Exercise task: Please print the full listing exactly.
╔══
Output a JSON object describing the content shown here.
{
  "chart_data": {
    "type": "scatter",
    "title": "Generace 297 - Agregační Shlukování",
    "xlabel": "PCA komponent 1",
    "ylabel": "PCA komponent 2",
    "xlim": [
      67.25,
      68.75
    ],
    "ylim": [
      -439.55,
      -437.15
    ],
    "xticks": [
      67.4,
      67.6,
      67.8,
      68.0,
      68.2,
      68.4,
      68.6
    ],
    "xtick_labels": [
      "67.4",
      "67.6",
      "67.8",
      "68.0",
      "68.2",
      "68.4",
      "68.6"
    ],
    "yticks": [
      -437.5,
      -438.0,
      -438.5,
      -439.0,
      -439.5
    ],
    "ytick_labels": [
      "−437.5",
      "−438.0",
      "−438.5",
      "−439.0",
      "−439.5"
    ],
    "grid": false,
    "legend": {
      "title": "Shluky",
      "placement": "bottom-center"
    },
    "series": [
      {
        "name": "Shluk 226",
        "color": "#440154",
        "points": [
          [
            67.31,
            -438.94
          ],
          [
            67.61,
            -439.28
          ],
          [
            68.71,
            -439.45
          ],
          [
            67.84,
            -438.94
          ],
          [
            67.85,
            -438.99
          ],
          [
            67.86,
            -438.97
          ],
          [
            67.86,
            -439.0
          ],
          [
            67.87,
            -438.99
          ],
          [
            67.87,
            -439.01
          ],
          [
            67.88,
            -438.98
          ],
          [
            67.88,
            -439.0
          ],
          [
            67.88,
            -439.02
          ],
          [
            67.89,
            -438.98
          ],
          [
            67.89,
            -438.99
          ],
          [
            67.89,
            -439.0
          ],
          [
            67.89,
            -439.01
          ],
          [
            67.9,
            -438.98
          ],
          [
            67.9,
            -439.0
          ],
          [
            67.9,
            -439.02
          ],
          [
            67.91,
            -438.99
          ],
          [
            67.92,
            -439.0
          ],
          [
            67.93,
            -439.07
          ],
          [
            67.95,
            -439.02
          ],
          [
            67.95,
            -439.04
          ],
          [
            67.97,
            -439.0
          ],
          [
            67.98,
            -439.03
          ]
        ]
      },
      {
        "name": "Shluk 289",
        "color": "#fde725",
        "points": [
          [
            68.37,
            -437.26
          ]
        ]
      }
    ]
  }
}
╚══
Exercise output:
Output a JSON object describing the content shown here.
{
  "chart_data": {
    "type": "scatter",
    "title": "Generace 297 - Agregační Shlukování",
    "xlabel": "PCA komponent 1",
    "ylabel": "PCA komponent 2",
    "xlim": [
      67.25,
      68.75
    ],
    "ylim": [
      -439.55,
      -437.15
    ],
    "xticks": [
      67.4,
      67.6,
      67.8,
      68.0,
      68.2,
      68.4,
      68.6
    ],
    "xtick_labels": [
      "67.4",
      "67.6",
      "67.8",
      "68.0",
      "68.2",
      "68.4",
      "68.6"
    ],
    "yticks": [
      -437.5,
      -438.0,
      -438.5,
      -439.0,
      -439.5
    ],
    "ytick_labels": [
      "−437.5",
      "−438.0",
      "−438.5",
      "−439.0",
      "−439.5"
    ],
    "grid": false,
    "legend": {
      "title": "Shluky",
      "placement": "bottom-center"
    },
    "series": [
      {
        "name": "Shluk 226",
        "color": "#440154",
        "points": [
          [
            67.31,
            -438.94
          ],
          [
            67.61,
            -439.28
          ],
          [
            68.71,
            -439.45
          ],
          [
            67.84,
            -438.94
          ],
          [
            67.85,
            -438.99
          ],
          [
            67.86,
            -438.97
          ],
          [
            67.86,
            -439.0
          ],
          [
            67.87,
            -438.99
          ],
          [
            67.87,
            -439.01
          ],
          [
            67.88,
            -438.98
          ],
          [
            67.88,
            -439.0
          ],
          [
            67.88,
            -439.02
          ],
          [
            67.89,
            -438.98
          ],
          [
            67.89,
            -438.99
          ],
          [
            67.89,
            -439.0
          ],
          [
            67.89,
            -439.01
          ],
          [
            67.9,
            -438.98
          ],
          [
            67.9,
            -439.0
          ],
          [
            67.9,
            -439.02
          ],
          [
            67.91,
            -438.99
          ],
          [
            67.92,
            -439.0
          ],
          [
            67.93,
            -439.07
          ],
          [
            67.95,
            -439.02
          ],
          [
            67.95,
            -439.04
          ],
          [
            67.97,
            -439.0
          ],
          [
            67.98,
            -439.03
          ]
        ]
      },
      {
        "name": "Shluk 289",
        "color": "#fde725",
        "points": [
          [
            68.37,
            -437.26
          ]
        ]
      }
    ]
  }
}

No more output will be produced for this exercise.